GIVEN PROBLEM: Count the lines below that include the word "ومنها" and write that number alone.

(Extracted data entries)
= = =

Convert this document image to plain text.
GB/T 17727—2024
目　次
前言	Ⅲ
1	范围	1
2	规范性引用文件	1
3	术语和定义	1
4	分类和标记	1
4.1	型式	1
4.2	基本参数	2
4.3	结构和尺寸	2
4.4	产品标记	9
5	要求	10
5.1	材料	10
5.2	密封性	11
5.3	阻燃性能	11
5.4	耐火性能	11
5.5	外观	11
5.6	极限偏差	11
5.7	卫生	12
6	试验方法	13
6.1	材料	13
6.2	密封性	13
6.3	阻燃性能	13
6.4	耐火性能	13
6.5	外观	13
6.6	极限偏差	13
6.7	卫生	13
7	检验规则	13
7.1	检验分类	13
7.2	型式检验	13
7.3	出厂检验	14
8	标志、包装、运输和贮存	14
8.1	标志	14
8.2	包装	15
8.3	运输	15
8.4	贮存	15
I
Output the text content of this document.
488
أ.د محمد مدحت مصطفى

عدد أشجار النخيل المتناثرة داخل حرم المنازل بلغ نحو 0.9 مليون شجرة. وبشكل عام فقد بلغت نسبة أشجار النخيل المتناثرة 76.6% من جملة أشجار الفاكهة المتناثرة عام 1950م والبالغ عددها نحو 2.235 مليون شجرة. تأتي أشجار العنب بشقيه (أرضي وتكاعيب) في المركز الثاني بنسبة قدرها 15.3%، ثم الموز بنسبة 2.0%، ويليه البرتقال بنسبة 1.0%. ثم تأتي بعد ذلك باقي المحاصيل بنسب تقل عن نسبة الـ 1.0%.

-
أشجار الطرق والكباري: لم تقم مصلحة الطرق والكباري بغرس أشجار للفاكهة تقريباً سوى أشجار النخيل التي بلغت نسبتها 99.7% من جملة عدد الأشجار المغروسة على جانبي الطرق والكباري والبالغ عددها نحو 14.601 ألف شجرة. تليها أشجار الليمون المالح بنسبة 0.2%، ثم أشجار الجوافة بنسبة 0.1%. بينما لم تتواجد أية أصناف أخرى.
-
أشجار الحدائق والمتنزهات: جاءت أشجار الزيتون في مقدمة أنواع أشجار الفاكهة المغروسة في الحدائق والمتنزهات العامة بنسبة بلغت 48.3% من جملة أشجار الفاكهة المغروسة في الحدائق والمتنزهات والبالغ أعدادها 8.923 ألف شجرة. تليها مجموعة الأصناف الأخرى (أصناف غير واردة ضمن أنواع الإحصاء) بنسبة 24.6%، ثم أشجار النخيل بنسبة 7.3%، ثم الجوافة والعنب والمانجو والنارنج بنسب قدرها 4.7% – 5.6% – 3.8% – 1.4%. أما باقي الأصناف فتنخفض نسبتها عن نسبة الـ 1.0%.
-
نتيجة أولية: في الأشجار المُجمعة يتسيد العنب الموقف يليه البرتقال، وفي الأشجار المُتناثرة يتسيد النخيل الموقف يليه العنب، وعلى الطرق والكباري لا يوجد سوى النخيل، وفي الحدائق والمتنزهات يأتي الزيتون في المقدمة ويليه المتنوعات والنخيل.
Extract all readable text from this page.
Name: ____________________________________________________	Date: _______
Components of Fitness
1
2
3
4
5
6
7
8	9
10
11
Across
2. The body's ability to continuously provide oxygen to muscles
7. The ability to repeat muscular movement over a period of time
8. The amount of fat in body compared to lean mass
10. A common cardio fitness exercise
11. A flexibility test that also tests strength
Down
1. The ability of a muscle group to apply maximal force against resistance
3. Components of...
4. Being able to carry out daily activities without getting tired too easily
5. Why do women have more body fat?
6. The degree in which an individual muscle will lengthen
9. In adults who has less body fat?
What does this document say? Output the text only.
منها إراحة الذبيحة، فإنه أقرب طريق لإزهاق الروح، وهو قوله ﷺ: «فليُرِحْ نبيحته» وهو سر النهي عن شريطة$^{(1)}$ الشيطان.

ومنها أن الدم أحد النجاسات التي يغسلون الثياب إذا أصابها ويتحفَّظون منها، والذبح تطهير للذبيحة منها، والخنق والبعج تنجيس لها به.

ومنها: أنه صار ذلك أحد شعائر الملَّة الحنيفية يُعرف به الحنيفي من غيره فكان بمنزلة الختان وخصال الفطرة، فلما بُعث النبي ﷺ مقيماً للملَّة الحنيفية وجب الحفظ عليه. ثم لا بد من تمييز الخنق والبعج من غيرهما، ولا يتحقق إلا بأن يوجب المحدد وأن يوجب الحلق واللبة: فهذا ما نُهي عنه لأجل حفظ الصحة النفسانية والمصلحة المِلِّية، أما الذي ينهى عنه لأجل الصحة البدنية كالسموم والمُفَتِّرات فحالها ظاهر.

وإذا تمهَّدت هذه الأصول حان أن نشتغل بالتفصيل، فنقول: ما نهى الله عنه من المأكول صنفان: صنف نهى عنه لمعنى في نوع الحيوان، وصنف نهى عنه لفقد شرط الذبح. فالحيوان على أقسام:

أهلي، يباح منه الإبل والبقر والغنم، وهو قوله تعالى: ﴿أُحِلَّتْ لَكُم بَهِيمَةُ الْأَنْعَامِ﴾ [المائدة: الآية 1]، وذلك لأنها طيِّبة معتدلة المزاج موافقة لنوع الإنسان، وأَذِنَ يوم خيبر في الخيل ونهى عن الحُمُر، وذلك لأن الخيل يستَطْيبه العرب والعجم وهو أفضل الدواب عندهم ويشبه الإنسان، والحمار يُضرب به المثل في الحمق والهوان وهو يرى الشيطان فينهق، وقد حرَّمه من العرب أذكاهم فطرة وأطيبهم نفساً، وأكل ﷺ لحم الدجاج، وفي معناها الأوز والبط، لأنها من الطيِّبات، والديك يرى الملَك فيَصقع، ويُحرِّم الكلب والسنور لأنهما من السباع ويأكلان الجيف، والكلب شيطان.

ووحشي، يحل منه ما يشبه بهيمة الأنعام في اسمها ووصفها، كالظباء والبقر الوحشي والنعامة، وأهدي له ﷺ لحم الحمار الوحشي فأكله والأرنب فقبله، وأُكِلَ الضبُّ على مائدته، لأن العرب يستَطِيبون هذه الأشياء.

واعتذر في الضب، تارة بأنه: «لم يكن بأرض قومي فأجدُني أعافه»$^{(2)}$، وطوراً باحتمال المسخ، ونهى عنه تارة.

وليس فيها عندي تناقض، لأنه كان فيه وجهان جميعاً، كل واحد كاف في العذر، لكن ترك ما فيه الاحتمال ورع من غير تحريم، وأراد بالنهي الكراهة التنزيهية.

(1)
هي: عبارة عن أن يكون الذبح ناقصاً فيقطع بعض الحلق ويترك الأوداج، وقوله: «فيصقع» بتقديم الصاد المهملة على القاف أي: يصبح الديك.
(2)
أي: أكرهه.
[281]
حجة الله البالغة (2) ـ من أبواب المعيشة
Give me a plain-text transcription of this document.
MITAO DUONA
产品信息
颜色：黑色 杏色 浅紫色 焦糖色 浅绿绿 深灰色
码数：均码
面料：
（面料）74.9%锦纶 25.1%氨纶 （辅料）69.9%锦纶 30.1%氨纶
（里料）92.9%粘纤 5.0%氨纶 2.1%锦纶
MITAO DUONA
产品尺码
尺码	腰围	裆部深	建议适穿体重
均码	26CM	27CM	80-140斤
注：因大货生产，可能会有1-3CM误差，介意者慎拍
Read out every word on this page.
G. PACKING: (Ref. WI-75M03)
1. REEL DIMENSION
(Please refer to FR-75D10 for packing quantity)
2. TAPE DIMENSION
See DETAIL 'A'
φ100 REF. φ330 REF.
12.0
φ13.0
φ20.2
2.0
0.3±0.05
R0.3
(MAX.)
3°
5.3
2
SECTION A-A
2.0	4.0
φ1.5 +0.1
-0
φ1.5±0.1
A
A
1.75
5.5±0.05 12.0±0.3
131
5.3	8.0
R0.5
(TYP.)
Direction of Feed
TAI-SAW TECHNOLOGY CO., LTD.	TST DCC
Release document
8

= = =

RIGHT ANSWER: 2